======== Text extract

# feeding blood worms raises agressivity?



## kira (Jul 23, 2012)

Hey guys,
I like to use frozen blood worms as a treat for my fishes and also as a trigger to get them to breed BUT also
I've noticed that when i feed frozen worms to my cichlids, the aggressiveness level raises consistently for a few hours.
I have no clue why, and if anyone can help me understand this mystery would be much appreciated!  :dancing: :dancing:


----------



## DJRansome (Oct 29, 2005)

Which type of africans are you feeding blood worms to? I have never heard blood worms raise aggression. However, there are some cichlids for whom we avoid blood worms, so possibly it's because there are fewer chances to observe this.


----------



## kira (Jul 23, 2012)

malawi cichlids (peacocks, yellow labs, pseudotropheus kingsizei)


----------



## Fogelhund (Dec 3, 2002)

Find something else to feed your fish, while I've never heard of aggression being raised, I certainly have heard of many occasions where bloodworms have made fish such as kingseizi sick, or bloated.


----------



## kira (Jul 23, 2012)

Really?
Well i can find something else to feed them indeed. I know for sure that bloodworms works well as trigger to get them in breeding conditions, agressivity is normal in such process, but at the meantime, even if they are not breeding the simple fact of feeding them such get them aggressive. Really interesting behavior, will keep observing till i get to a conclusion. 
Till then if anyone with similar experience can chimp in?

================

■ **Problems and tasks**:
1 > In the forum thread about feeding bloodworms, which Malawi cichlids does kira say are being fed?
2 > Repeat, word for word, the part of the bloodworm thread between "I have no clue" and "(Oct 29, 2005)", inclusive.

======== Dataset rows

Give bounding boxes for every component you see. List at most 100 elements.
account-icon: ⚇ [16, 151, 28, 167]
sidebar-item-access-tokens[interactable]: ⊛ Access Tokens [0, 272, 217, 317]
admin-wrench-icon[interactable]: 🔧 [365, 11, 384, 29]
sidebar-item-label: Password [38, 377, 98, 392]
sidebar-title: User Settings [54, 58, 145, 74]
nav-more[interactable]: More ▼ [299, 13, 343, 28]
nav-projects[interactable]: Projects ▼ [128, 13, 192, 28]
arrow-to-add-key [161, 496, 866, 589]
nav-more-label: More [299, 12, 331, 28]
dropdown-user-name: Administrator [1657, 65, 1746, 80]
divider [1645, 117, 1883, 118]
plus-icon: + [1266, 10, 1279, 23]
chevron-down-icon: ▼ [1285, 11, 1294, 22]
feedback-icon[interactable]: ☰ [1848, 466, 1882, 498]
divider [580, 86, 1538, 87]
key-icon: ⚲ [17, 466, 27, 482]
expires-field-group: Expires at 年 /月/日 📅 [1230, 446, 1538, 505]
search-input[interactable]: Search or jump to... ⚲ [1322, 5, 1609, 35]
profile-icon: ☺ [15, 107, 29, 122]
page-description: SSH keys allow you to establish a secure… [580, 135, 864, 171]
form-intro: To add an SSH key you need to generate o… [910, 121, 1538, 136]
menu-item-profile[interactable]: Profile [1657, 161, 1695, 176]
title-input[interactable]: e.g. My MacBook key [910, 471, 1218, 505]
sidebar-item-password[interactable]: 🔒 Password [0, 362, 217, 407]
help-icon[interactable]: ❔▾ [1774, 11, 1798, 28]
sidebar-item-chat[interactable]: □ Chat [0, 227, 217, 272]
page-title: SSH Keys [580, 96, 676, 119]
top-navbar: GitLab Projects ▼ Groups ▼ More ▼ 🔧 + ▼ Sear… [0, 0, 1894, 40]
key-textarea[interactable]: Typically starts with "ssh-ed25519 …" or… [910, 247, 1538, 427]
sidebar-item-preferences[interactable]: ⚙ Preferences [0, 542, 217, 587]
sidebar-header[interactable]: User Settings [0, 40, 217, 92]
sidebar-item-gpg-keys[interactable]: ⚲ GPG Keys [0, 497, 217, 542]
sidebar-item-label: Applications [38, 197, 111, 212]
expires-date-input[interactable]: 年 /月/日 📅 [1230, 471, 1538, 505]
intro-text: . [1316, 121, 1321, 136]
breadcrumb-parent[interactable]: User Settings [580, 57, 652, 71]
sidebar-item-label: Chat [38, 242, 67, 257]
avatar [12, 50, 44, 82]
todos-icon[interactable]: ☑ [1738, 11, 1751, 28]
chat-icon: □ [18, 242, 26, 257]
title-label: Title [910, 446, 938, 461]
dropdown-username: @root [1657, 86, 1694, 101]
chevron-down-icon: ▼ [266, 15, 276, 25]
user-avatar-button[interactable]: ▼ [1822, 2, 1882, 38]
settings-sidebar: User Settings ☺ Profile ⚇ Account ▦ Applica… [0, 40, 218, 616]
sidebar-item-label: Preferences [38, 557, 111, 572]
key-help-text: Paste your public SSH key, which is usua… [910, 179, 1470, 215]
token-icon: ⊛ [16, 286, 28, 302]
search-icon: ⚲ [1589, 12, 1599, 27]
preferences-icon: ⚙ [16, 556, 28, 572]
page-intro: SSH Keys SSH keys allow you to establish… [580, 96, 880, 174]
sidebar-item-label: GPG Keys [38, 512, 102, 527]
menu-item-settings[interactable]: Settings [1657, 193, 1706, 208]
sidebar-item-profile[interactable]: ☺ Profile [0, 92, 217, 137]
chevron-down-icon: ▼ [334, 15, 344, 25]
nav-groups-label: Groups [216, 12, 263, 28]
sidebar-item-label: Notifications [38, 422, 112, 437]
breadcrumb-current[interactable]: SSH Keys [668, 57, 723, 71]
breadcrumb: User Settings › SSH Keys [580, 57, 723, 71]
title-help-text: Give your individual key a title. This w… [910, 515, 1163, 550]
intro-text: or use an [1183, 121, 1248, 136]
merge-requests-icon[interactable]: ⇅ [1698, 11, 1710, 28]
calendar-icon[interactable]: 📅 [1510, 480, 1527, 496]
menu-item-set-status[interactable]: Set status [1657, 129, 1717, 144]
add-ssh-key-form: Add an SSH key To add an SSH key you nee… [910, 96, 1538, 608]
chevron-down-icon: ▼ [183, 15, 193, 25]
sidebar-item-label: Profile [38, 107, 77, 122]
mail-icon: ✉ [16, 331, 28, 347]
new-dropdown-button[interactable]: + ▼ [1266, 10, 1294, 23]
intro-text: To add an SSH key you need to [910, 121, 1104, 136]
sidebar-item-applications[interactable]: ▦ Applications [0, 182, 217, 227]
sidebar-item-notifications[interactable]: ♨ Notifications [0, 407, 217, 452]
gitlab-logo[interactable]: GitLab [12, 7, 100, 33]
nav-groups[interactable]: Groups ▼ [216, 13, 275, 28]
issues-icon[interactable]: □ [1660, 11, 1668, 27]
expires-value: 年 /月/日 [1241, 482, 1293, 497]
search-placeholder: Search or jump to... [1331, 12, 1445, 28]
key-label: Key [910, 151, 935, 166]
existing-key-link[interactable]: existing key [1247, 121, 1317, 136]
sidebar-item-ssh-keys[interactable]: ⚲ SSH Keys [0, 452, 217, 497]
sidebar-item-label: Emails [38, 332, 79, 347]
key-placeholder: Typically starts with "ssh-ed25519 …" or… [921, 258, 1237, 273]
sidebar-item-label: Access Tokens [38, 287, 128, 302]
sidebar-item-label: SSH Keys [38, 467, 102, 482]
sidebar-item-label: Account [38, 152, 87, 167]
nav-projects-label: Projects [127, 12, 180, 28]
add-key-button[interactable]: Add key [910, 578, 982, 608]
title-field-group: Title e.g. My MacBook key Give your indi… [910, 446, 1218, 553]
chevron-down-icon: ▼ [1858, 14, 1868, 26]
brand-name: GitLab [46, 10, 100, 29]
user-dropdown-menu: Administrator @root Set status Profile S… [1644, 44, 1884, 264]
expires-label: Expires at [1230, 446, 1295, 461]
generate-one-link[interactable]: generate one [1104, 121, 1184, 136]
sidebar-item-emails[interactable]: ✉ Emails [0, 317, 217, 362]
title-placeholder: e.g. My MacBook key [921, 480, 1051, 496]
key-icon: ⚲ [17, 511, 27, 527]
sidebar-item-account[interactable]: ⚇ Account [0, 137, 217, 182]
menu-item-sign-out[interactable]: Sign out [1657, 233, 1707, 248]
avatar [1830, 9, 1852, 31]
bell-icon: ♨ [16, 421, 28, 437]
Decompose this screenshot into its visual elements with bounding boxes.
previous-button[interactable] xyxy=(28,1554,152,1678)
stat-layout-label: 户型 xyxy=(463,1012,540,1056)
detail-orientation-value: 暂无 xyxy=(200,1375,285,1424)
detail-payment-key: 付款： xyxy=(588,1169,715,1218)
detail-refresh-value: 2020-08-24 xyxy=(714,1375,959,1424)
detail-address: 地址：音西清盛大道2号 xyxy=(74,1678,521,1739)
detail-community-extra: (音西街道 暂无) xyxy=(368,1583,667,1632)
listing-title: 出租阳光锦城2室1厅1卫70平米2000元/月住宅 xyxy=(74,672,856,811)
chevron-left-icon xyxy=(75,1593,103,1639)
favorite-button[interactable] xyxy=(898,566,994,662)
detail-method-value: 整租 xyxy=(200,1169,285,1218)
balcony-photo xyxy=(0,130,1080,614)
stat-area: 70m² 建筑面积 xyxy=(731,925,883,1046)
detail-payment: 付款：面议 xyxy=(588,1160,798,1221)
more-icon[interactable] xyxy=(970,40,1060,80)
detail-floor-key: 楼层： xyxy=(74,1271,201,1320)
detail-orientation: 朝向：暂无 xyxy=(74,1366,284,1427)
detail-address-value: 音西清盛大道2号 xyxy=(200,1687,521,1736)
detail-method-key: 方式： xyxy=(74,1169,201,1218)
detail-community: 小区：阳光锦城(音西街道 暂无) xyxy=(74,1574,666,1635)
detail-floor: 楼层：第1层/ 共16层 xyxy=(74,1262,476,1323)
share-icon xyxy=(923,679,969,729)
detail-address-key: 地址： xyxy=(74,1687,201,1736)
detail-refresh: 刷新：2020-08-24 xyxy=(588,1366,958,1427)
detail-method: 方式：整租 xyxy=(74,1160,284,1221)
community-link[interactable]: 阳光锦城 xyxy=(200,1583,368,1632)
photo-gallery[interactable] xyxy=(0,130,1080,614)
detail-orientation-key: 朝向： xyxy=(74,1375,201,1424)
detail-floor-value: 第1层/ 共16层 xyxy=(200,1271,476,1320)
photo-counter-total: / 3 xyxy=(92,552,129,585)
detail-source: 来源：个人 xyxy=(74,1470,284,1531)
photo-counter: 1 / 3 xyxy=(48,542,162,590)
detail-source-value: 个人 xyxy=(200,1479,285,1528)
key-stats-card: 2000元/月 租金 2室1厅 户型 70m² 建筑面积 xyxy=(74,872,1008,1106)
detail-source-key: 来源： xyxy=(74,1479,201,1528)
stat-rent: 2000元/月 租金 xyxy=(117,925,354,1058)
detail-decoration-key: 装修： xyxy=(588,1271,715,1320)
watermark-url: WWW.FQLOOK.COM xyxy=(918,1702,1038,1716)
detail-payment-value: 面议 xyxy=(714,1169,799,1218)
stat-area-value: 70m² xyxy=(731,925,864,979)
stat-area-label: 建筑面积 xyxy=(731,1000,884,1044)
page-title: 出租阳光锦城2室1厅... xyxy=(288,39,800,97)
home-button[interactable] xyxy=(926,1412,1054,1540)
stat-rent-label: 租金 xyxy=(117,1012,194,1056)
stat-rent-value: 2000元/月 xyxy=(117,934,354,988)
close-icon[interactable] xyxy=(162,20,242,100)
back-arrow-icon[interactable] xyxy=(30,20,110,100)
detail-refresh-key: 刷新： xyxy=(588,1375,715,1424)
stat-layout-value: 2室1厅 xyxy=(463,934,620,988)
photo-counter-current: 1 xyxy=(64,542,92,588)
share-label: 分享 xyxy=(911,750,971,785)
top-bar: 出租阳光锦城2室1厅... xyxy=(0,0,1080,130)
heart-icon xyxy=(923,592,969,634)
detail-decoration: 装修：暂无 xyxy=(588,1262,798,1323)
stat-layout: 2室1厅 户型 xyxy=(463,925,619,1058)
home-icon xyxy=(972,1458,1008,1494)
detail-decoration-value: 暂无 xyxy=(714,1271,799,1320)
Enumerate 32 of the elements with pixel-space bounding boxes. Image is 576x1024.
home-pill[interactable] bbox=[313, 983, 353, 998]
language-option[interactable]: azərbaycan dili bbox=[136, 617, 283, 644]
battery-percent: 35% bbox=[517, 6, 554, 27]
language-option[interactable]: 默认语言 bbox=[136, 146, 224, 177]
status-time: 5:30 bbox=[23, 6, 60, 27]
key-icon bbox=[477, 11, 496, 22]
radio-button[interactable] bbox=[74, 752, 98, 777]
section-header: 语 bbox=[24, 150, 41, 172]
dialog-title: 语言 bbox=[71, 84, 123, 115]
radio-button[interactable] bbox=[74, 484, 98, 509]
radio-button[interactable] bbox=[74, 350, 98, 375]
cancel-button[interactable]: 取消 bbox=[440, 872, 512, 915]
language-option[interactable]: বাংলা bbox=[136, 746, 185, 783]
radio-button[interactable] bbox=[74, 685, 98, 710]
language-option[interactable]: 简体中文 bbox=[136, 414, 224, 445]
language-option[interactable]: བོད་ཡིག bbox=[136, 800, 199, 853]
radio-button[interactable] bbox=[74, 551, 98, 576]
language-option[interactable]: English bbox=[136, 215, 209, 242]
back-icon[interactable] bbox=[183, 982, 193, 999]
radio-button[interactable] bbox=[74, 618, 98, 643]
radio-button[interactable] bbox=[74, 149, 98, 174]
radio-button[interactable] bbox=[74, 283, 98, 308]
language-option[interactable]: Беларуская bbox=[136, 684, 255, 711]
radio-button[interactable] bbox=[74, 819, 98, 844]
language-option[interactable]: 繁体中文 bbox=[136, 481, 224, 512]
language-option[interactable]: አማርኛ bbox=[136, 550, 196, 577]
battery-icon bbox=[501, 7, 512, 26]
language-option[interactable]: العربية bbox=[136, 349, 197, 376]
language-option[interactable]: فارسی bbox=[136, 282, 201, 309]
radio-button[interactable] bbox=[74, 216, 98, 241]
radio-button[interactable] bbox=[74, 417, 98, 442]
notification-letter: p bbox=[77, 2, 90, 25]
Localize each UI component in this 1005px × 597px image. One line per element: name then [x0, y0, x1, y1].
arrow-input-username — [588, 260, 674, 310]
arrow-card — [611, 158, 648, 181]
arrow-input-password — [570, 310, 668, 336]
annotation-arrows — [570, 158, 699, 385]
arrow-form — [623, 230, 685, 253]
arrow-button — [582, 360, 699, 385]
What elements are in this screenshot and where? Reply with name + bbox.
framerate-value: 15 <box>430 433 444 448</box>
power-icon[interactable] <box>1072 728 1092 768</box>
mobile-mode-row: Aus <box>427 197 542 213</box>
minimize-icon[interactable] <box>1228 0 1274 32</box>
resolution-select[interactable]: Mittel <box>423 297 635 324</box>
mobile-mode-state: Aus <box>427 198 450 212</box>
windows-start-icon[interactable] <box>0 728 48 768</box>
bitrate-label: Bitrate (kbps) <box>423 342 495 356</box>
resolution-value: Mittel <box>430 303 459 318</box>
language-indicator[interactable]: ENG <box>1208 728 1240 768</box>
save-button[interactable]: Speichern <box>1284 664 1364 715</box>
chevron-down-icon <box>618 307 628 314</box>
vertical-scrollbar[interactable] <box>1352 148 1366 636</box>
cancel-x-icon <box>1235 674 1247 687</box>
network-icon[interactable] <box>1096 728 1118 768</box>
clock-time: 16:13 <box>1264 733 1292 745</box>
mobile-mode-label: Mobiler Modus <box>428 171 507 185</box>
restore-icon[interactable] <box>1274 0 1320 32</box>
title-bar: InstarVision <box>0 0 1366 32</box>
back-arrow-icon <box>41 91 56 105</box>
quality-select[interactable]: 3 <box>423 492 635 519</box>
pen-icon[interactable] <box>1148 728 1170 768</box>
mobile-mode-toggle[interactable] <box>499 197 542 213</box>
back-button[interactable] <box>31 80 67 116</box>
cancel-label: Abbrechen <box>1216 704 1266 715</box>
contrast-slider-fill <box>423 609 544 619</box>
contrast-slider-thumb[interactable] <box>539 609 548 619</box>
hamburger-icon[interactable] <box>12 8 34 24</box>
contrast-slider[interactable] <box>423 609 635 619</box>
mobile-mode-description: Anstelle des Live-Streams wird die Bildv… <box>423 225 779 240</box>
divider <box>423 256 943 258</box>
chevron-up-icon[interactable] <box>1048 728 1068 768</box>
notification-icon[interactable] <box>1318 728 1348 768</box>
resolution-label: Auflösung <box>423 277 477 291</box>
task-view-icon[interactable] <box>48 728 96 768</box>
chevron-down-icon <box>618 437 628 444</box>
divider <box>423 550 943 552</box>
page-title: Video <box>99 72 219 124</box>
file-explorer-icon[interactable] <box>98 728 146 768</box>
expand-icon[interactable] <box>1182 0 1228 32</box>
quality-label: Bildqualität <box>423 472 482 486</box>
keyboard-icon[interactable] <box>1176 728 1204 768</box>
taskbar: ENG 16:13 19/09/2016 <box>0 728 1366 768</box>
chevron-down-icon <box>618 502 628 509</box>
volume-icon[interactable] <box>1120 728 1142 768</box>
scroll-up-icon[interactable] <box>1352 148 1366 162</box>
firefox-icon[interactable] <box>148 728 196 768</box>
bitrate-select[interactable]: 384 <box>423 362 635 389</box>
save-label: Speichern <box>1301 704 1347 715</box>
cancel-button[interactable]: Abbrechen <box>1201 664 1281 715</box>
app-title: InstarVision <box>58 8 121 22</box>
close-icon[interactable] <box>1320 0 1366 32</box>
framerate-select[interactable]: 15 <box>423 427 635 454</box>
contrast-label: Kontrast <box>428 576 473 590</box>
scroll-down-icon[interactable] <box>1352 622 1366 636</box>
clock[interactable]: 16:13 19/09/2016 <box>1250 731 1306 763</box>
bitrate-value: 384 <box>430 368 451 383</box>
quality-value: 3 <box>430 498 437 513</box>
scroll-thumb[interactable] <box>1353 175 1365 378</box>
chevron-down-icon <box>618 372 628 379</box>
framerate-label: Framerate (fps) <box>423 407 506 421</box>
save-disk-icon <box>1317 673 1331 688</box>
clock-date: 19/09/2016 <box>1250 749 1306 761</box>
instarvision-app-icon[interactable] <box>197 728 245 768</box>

================

■ **Responses to the exercise**:
1 > Peacocks, yellow labs, and pseudotropheus kingsizei.

2 >
I have no clue why, and if anyone can help me understand this mystery would be much appreciated!  :dancing: :dancing:


----------



## DJRansome (Oct 29, 2005)